Problem statement:
Extract every line of the material below and reproduce it faithfully.
------------------------------------------------
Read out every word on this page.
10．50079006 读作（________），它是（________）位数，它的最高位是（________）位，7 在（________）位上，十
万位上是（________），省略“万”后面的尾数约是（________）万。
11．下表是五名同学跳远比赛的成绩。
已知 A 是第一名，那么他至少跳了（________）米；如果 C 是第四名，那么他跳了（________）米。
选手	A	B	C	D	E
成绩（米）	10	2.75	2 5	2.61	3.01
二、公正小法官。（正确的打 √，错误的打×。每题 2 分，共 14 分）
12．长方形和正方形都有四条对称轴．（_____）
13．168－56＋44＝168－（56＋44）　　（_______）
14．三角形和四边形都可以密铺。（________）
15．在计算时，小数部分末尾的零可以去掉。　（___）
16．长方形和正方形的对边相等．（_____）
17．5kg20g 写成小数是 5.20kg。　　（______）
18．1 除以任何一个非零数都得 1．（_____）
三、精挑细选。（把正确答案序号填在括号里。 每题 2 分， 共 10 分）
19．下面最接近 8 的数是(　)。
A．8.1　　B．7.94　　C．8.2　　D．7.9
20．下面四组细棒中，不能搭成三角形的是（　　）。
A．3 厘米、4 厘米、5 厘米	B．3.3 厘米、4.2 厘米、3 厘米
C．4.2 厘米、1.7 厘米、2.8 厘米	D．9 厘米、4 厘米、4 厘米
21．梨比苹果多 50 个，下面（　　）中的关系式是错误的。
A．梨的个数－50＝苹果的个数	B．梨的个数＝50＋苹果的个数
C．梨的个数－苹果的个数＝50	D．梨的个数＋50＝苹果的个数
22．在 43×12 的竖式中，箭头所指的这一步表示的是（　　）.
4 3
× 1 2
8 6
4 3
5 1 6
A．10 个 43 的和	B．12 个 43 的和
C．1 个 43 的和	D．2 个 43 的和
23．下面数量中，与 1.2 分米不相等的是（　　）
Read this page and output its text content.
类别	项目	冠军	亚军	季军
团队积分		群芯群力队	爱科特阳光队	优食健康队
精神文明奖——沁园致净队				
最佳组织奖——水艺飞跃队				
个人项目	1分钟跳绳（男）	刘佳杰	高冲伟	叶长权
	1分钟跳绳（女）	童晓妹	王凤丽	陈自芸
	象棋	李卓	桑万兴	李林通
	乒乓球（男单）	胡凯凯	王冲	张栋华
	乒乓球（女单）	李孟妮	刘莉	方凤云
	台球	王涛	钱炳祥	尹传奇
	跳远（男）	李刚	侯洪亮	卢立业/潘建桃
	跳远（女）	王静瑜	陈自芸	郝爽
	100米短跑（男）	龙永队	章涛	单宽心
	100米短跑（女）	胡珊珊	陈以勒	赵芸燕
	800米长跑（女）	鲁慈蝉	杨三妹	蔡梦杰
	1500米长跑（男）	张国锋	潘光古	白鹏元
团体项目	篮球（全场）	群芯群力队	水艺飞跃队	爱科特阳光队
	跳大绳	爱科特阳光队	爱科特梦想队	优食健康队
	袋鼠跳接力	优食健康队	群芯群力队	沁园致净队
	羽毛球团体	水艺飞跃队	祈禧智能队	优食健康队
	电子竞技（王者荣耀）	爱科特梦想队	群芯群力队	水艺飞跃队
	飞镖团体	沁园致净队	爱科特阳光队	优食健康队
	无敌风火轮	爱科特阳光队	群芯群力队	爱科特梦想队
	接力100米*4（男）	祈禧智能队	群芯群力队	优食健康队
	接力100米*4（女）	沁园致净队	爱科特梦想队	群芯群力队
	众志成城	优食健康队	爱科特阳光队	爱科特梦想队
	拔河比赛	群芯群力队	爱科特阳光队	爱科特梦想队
------------------------------------------------
Worked answer:
Read out every word on this page.
10．50079006 读作（________），它是（________）位数，它的最高位是（________）位，7 在（________）位上，十
万位上是（________），省略“万”后面的尾数约是（________）万。
11．下表是五名同学跳远比赛的成绩。
已知 A 是第一名，那么他至少跳了（________）米；如果 C 是第四名，那么他跳了（________）米。
选手	A	B	C	D	E
成绩（米）	10	2.75	2 5	2.61	3.01
二、公正小法官。（正确的打 √，错误的打×。每题 2 分，共 14 分）
12．长方形和正方形都有四条对称轴．（_____）
13．168－56＋44＝168－（56＋44）　　（_______）
14．三角形和四边形都可以密铺。（________）
15．在计算时，小数部分末尾的零可以去掉。　（___）
16．长方形和正方形的对边相等．（_____）
17．5kg20g 写成小数是 5.20kg。　　（______）
18．1 除以任何一个非零数都得 1．（_____）
三、精挑细选。（把正确答案序号填在括号里。 每题 2 分， 共 10 分）
19．下面最接近 8 的数是(　)。
A．8.1　　B．7.94　　C．8.2　　D．7.9
20．下面四组细棒中，不能搭成三角形的是（　　）。
A．3 厘米、4 厘米、5 厘米	B．3.3 厘米、4.2 厘米、3 厘米
C．4.2 厘米、1.7 厘米、2.8 厘米	D．9 厘米、4 厘米、4 厘米
21．梨比苹果多 50 个，下面（　　）中的关系式是错误的。
A．梨的个数－50＝苹果的个数	B．梨的个数＝50＋苹果的个数
C．梨的个数－苹果的个数＝50	D．梨的个数＋50＝苹果的个数
22．在 43×12 的竖式中，箭头所指的这一步表示的是（　　）.
4 3
× 1 2
8 6
4 3
5 1 6
A．10 个 43 的和	B．12 个 43 的和
C．1 个 43 的和	D．2 个 43 的和
23．下面数量中，与 1.2 分米不相等的是（　　）
Read this page and output its text content.
类别	项目	冠军	亚军	季军
团队积分		群芯群力队	爱科特阳光队	优食健康队
精神文明奖——沁园致净队				
最佳组织奖——水艺飞跃队				
个人项目	1分钟跳绳（男）	刘佳杰	高冲伟	叶长权
	1分钟跳绳（女）	童晓妹	王凤丽	陈自芸
	象棋	李卓	桑万兴	李林通
	乒乓球（男单）	胡凯凯	王冲	张栋华
	乒乓球（女单）	李孟妮	刘莉	方凤云
	台球	王涛	钱炳祥	尹传奇
	跳远（男）	李刚	侯洪亮	卢立业/潘建桃
	跳远（女）	王静瑜	陈自芸	郝爽
	100米短跑（男）	龙永队	章涛	单宽心
	100米短跑（女）	胡珊珊	陈以勒	赵芸燕
	800米长跑（女）	鲁慈蝉	杨三妹	蔡梦杰
	1500米长跑（男）	张国锋	潘光古	白鹏元
团体项目	篮球（全场）	群芯群力队	水艺飞跃队	爱科特阳光队
	跳大绳	爱科特阳光队	爱科特梦想队	优食健康队
	袋鼠跳接力	优食健康队	群芯群力队	沁园致净队
	羽毛球团体	水艺飞跃队	祈禧智能队	优食健康队
	电子竞技（王者荣耀）	爱科特梦想队	群芯群力队	水艺飞跃队
	飞镖团体	沁园致净队	爱科特阳光队	优食健康队
	无敌风火轮	爱科特阳光队	群芯群力队	爱科特梦想队
	接力100米*4（男）	祈禧智能队	群芯群力队	优食健康队
	接力100米*4（女）	沁园致净队	爱科特梦想队	群芯群力队
	众志成城	优食健康队	爱科特阳光队	爱科特梦想队
	拔河比赛	群芯群力队	爱科特阳光队	爱科特梦想队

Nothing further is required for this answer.